Write only the number of lines holding the string "temperature".

:: Extracted records ::
▽
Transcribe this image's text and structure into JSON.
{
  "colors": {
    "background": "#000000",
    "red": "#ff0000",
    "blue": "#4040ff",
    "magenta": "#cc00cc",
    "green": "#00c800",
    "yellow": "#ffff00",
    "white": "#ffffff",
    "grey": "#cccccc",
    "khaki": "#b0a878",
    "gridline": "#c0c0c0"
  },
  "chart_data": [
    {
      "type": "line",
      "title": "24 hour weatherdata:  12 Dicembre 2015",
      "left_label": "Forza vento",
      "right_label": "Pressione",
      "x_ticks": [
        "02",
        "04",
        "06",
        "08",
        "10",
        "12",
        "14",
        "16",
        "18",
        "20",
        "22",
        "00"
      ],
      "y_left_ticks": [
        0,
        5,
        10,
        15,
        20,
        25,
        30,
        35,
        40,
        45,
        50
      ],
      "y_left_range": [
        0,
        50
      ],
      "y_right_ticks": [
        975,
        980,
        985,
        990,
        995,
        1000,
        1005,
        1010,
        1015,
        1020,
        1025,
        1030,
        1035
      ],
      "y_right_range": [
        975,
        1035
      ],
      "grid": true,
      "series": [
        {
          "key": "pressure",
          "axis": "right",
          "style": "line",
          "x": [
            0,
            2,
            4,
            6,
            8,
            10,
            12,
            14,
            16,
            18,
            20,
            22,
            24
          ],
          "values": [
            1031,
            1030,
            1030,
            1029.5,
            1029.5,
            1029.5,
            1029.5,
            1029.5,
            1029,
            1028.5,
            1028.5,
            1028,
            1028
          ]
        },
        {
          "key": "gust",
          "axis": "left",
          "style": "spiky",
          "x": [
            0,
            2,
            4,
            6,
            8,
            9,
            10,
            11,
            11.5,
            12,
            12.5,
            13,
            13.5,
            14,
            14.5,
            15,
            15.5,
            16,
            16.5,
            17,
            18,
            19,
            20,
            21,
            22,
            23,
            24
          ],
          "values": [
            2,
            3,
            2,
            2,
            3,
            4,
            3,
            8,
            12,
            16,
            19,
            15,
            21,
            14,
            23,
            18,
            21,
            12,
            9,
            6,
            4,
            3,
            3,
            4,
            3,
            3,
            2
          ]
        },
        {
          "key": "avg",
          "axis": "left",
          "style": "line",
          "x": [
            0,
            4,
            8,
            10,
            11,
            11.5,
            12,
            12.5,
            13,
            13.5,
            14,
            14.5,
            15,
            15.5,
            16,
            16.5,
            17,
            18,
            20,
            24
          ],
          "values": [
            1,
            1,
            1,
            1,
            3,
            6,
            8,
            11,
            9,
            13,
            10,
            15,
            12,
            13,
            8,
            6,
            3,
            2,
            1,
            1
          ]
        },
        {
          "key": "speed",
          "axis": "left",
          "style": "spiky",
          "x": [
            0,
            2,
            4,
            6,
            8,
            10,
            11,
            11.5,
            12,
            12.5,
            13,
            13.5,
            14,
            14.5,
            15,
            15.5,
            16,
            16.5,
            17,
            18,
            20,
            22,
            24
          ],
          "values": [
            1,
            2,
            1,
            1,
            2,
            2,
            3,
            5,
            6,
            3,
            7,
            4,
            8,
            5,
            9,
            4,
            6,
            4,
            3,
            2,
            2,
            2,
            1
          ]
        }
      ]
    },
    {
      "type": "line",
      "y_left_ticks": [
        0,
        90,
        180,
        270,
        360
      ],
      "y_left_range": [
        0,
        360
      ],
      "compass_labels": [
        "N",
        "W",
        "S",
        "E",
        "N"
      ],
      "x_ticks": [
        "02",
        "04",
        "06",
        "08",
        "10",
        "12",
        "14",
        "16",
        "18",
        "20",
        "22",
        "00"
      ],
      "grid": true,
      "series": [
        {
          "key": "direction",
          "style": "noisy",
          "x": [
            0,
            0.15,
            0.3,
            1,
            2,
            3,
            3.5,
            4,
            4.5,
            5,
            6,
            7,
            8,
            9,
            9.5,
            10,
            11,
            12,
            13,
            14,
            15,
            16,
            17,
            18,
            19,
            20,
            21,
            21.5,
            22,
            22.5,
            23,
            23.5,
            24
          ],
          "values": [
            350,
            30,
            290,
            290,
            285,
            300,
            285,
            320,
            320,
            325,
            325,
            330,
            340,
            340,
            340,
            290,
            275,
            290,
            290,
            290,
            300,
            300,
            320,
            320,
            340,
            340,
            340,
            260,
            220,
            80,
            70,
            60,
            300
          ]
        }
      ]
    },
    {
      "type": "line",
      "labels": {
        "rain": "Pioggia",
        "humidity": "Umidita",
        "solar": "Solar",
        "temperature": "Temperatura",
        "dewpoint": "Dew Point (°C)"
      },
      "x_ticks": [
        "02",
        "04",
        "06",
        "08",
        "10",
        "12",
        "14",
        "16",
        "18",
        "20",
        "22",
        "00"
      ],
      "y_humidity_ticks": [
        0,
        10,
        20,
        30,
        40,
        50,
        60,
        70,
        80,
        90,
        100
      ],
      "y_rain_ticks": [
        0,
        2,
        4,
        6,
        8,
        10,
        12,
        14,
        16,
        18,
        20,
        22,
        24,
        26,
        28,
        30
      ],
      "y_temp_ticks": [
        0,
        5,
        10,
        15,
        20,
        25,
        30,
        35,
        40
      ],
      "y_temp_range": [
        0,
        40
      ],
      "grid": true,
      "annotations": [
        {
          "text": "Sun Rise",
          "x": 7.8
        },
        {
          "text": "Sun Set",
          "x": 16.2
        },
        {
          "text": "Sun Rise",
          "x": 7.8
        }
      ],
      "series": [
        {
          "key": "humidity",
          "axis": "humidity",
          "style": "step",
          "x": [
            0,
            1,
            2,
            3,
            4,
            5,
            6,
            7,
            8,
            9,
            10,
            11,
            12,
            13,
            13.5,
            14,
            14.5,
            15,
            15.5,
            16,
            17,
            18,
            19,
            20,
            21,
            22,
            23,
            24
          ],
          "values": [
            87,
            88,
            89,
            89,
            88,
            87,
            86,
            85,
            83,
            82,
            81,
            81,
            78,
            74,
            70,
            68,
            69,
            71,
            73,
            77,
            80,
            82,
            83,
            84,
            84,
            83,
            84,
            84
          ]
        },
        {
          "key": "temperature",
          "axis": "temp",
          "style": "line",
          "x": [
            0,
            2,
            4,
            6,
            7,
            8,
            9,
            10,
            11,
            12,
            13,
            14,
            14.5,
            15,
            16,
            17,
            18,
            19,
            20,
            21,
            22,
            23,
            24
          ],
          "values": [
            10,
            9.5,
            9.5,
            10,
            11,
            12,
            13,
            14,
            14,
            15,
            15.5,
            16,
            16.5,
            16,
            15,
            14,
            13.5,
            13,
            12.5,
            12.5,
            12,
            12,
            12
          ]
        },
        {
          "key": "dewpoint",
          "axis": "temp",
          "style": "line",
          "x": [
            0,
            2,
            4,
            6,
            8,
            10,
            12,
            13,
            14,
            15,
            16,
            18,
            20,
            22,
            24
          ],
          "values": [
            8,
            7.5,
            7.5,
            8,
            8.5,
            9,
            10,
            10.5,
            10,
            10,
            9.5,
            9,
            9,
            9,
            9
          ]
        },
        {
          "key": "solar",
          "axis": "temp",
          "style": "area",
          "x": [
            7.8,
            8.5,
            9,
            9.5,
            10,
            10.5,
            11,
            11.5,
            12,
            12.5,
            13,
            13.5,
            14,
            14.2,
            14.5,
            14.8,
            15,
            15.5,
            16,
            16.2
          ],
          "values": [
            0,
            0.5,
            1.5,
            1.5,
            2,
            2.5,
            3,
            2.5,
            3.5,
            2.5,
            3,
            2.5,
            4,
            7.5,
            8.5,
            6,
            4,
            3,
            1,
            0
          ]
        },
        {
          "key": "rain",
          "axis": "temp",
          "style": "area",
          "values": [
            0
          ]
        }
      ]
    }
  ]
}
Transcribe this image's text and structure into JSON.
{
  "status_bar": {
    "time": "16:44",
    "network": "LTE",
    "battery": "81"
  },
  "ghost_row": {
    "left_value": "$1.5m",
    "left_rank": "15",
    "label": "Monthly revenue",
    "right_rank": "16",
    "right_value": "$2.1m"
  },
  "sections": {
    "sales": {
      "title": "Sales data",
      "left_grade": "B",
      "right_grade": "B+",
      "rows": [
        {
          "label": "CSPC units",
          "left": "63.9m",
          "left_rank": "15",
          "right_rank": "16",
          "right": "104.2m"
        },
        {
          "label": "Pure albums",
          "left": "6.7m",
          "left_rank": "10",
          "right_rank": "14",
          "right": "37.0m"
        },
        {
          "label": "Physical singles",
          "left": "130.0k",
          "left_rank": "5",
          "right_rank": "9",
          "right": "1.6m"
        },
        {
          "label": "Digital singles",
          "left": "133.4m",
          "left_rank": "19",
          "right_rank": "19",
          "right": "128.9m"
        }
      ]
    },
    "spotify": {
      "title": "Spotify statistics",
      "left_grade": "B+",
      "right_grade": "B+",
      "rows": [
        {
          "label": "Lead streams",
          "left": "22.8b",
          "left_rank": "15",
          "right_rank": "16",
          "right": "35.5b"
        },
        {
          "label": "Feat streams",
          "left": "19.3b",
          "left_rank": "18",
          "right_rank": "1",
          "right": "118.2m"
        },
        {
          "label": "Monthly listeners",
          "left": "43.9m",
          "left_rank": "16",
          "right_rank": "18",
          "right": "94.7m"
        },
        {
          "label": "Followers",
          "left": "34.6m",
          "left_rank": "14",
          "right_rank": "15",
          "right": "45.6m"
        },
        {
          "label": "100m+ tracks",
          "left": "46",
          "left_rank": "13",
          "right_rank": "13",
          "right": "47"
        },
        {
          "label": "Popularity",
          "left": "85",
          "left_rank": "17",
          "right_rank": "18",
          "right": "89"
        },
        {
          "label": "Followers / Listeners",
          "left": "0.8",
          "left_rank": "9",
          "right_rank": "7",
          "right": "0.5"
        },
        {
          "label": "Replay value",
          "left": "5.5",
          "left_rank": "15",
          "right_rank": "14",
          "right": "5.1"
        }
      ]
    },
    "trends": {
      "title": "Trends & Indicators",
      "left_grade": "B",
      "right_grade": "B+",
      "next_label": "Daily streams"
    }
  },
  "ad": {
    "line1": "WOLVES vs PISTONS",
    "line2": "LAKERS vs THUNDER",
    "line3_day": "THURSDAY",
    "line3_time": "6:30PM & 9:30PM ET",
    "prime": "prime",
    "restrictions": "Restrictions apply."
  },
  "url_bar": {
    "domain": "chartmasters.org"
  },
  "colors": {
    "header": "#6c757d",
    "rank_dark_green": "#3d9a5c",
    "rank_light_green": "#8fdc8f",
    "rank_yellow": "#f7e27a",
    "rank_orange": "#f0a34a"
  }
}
△
:: Completed task ::
2